── DATASET EXCERPTS ──

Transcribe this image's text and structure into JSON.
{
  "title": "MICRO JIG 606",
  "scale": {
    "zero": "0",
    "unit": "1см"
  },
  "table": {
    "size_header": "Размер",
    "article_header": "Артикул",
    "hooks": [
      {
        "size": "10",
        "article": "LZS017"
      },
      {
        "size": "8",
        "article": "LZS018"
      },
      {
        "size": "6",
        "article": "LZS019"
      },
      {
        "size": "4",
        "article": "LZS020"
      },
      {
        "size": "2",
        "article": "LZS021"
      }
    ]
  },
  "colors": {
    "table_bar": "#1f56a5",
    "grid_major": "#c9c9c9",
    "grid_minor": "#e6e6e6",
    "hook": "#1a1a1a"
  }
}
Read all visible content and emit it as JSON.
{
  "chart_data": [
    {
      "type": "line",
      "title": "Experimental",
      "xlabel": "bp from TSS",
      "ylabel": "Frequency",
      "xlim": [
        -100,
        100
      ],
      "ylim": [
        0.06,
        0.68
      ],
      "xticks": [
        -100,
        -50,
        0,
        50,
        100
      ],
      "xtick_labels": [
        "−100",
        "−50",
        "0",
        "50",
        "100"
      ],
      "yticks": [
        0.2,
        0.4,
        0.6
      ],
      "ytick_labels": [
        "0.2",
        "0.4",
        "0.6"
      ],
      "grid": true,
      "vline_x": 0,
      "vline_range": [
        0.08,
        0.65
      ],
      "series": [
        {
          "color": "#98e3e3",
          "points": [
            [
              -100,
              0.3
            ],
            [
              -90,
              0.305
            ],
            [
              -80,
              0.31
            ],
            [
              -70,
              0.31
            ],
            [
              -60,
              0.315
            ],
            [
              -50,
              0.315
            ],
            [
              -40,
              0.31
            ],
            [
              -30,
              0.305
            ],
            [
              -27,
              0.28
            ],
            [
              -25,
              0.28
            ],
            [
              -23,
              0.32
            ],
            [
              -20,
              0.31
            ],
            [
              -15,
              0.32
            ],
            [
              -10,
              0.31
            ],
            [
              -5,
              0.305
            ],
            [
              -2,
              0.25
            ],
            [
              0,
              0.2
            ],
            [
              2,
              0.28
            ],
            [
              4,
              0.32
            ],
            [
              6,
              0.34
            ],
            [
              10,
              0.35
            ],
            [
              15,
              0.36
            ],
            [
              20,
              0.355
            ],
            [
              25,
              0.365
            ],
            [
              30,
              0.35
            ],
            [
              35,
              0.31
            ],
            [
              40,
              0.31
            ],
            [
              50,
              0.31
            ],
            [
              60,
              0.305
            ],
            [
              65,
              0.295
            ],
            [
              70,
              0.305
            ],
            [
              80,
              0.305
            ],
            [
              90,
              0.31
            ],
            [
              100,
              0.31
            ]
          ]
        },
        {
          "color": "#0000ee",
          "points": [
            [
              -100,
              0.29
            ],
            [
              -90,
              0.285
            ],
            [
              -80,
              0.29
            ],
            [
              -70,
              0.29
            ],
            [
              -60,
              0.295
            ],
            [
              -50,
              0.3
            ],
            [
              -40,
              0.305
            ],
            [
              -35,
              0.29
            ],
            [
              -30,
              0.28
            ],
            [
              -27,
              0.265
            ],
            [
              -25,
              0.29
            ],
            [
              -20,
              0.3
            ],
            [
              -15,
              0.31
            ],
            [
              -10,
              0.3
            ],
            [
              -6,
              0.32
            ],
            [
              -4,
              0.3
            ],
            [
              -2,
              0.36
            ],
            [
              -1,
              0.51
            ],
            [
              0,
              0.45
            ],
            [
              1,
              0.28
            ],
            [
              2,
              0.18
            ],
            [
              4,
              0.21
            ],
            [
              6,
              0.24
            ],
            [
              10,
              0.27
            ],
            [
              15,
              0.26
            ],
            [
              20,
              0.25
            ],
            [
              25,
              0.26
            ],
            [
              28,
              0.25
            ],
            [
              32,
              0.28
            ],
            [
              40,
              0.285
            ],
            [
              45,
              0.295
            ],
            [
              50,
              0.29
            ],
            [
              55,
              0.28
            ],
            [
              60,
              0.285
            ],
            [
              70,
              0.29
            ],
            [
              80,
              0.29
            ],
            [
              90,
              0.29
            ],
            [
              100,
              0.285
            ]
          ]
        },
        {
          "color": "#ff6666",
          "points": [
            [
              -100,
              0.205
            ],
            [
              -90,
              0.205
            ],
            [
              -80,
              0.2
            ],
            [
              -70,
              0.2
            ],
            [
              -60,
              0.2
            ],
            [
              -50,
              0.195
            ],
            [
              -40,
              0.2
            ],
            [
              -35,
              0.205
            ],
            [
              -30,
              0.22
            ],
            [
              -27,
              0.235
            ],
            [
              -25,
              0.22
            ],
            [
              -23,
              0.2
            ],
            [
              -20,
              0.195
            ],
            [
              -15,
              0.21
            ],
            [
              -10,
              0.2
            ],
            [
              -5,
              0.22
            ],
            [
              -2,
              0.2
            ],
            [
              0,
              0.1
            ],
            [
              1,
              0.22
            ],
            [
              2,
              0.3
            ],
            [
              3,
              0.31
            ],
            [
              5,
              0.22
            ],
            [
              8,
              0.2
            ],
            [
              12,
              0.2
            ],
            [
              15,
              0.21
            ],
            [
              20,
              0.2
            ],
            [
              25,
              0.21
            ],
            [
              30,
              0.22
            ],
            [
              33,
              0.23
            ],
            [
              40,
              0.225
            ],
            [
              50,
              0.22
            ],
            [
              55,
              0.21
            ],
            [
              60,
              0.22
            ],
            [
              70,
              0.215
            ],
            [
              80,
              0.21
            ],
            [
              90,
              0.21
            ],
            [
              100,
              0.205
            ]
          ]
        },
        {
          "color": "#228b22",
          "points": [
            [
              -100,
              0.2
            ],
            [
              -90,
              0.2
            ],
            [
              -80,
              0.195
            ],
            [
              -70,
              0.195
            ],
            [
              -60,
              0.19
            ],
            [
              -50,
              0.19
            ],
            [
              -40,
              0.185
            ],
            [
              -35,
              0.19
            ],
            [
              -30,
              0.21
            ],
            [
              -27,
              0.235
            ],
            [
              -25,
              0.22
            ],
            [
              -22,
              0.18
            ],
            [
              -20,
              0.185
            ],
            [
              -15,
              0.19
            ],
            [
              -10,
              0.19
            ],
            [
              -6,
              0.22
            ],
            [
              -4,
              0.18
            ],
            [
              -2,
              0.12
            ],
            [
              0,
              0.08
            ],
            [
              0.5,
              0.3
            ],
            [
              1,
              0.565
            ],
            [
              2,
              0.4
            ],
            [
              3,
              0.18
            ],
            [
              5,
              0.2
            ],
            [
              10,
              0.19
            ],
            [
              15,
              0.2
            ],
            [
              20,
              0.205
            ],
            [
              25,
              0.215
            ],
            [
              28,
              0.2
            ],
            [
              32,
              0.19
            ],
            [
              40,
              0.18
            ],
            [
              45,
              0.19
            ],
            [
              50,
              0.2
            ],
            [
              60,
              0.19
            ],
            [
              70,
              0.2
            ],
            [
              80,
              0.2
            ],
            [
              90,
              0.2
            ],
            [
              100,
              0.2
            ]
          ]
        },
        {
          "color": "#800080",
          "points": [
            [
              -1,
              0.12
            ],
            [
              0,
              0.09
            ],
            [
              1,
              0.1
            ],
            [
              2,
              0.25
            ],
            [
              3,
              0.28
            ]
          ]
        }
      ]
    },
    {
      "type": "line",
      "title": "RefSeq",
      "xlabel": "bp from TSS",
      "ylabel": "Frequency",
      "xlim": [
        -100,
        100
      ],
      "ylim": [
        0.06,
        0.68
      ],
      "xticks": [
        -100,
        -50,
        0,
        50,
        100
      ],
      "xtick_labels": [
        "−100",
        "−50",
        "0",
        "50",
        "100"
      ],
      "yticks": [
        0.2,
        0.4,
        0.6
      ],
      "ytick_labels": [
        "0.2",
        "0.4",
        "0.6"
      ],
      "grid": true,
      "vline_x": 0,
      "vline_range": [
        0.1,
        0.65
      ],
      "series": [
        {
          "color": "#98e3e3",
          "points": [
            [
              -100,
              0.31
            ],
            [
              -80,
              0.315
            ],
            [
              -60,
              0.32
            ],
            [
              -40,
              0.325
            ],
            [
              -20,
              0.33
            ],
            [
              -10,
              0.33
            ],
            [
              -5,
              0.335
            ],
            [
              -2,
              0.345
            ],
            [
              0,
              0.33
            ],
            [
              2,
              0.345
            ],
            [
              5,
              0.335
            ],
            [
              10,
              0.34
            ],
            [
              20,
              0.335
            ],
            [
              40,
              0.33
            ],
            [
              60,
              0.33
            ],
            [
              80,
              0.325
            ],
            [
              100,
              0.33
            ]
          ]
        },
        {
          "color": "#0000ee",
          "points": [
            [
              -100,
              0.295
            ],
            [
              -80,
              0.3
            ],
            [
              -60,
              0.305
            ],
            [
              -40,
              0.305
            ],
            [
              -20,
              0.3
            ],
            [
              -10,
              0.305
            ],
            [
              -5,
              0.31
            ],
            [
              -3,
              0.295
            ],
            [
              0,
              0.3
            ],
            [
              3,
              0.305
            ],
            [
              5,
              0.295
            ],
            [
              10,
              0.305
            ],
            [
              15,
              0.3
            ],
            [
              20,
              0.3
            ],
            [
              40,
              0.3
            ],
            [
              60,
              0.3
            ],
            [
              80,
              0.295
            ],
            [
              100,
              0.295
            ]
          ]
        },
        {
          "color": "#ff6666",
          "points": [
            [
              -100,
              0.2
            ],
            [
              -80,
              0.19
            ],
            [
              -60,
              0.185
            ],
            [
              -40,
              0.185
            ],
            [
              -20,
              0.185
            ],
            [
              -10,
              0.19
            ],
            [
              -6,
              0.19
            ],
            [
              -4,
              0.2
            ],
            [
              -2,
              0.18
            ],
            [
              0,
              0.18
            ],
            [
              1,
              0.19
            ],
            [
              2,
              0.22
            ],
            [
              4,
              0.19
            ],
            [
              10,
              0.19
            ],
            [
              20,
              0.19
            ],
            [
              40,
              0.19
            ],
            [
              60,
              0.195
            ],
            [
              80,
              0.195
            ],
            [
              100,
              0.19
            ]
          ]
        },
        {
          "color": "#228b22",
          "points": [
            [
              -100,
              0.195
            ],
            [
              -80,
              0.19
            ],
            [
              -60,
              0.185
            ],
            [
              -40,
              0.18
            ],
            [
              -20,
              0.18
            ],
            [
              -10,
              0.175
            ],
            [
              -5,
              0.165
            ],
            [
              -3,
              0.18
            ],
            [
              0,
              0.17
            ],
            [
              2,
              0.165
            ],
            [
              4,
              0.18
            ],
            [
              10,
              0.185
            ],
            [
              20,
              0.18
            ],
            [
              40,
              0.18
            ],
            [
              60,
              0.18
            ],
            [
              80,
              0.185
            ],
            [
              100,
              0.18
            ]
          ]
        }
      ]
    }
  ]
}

───

§ WHAT IS EXPECTED: Pick out each line containing the string "JSON" and copy it.

§ ANSWER TO THE EXERCISE:
Transcribe this image's text and structure into JSON.
Read all visible content and emit it as JSON.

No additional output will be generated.